Record set:
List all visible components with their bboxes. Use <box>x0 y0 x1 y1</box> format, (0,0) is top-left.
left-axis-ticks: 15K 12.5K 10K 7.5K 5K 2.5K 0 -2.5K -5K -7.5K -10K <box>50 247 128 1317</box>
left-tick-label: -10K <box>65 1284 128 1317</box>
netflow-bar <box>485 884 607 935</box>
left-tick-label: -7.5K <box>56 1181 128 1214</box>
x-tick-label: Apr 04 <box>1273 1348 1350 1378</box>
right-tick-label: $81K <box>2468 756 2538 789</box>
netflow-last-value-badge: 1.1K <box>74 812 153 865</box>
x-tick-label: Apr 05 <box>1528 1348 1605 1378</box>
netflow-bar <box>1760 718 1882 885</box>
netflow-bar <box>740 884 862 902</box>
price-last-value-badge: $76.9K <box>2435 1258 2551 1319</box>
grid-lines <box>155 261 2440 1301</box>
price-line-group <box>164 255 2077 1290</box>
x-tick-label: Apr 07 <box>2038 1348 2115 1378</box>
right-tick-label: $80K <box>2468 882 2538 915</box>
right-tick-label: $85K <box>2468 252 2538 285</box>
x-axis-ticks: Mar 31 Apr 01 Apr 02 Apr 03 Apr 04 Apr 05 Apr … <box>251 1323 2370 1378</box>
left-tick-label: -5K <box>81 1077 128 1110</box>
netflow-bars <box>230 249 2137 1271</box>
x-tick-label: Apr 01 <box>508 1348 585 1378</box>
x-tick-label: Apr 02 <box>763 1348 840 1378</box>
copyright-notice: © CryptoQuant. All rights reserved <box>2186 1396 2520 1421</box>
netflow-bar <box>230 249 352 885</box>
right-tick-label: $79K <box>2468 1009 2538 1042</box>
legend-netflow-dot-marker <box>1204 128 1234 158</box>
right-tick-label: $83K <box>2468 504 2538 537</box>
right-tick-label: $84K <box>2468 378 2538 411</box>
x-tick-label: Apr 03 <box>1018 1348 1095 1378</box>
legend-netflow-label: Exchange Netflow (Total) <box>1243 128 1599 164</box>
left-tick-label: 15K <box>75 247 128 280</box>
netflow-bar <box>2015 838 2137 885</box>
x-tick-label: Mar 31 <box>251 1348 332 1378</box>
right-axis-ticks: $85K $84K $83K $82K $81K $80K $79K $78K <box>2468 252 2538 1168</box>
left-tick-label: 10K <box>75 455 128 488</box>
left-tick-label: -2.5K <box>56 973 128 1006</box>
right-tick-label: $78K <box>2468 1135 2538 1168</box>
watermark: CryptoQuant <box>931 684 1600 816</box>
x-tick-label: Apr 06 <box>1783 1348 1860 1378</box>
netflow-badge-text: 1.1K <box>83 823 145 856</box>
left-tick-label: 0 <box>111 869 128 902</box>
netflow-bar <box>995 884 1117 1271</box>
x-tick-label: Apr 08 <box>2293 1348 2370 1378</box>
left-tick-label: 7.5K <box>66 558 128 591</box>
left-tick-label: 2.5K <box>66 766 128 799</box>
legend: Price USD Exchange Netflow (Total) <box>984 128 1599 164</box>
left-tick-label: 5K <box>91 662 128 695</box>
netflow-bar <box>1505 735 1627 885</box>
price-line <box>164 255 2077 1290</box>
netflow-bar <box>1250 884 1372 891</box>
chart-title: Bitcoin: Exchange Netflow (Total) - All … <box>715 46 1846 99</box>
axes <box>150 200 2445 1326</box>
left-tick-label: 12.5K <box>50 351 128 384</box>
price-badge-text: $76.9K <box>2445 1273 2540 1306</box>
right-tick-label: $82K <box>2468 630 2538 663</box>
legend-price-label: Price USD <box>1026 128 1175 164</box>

Stated goal:
Write out every line of the items above verbatim, with nothing changed.

Response to this task:
List all visible components with their bboxes. Use <box>x0 y0 x1 y1</box> format, (0,0) is top-left.
left-axis-ticks: 15K 12.5K 10K 7.5K 5K 2.5K 0 -2.5K -5K -7.5K -10K <box>50 247 128 1317</box>
left-tick-label: -10K <box>65 1284 128 1317</box>
netflow-bar <box>485 884 607 935</box>
left-tick-label: -7.5K <box>56 1181 128 1214</box>
x-tick-label: Apr 04 <box>1273 1348 1350 1378</box>
right-tick-label: $81K <box>2468 756 2538 789</box>
netflow-last-value-badge: 1.1K <box>74 812 153 865</box>
x-tick-label: Apr 05 <box>1528 1348 1605 1378</box>
netflow-bar <box>1760 718 1882 885</box>
netflow-bar <box>740 884 862 902</box>
price-last-value-badge: $76.9K <box>2435 1258 2551 1319</box>
grid-lines <box>155 261 2440 1301</box>
price-line-group <box>164 255 2077 1290</box>
x-tick-label: Apr 07 <box>2038 1348 2115 1378</box>
right-tick-label: $80K <box>2468 882 2538 915</box>
right-tick-label: $85K <box>2468 252 2538 285</box>
x-axis-ticks: Mar 31 Apr 01 Apr 02 Apr 03 Apr 04 Apr 05 Apr … <box>251 1323 2370 1378</box>
left-tick-label: -5K <box>81 1077 128 1110</box>
netflow-bars <box>230 249 2137 1271</box>
x-tick-label: Apr 01 <box>508 1348 585 1378</box>
x-tick-label: Apr 02 <box>763 1348 840 1378</box>
copyright-notice: © CryptoQuant. All rights reserved <box>2186 1396 2520 1421</box>
netflow-bar <box>230 249 352 885</box>
right-tick-label: $79K <box>2468 1009 2538 1042</box>
legend-netflow-dot-marker <box>1204 128 1234 158</box>
right-tick-label: $83K <box>2468 504 2538 537</box>
right-tick-label: $84K <box>2468 378 2538 411</box>
x-tick-label: Apr 03 <box>1018 1348 1095 1378</box>
legend-netflow-label: Exchange Netflow (Total) <box>1243 128 1599 164</box>
left-tick-label: 15K <box>75 247 128 280</box>
netflow-bar <box>2015 838 2137 885</box>
x-tick-label: Mar 31 <box>251 1348 332 1378</box>
right-axis-ticks: $85K $84K $83K $82K $81K $80K $79K $78K <box>2468 252 2538 1168</box>
left-tick-label: 10K <box>75 455 128 488</box>
left-tick-label: -2.5K <box>56 973 128 1006</box>
right-tick-label: $78K <box>2468 1135 2538 1168</box>
watermark: CryptoQuant <box>931 684 1600 816</box>
x-tick-label: Apr 06 <box>1783 1348 1860 1378</box>
netflow-badge-text: 1.1K <box>83 823 145 856</box>
left-tick-label: 0 <box>111 869 128 902</box>
netflow-bar <box>995 884 1117 1271</box>
x-tick-label: Apr 08 <box>2293 1348 2370 1378</box>
left-tick-label: 7.5K <box>66 558 128 591</box>
left-tick-label: 2.5K <box>66 766 128 799</box>
legend: Price USD Exchange Netflow (Total) <box>984 128 1599 164</box>
left-tick-label: 5K <box>91 662 128 695</box>
netflow-bar <box>1505 735 1627 885</box>
price-line <box>164 255 2077 1290</box>
netflow-bar <box>1250 884 1372 891</box>
chart-title: Bitcoin: Exchange Netflow (Total) - All … <box>715 46 1846 99</box>
axes <box>150 200 2445 1326</box>
left-tick-label: 12.5K <box>50 351 128 384</box>
price-badge-text: $76.9K <box>2445 1273 2540 1306</box>
right-tick-label: $82K <box>2468 630 2538 663</box>
legend-price-label: Price USD <box>1026 128 1175 164</box>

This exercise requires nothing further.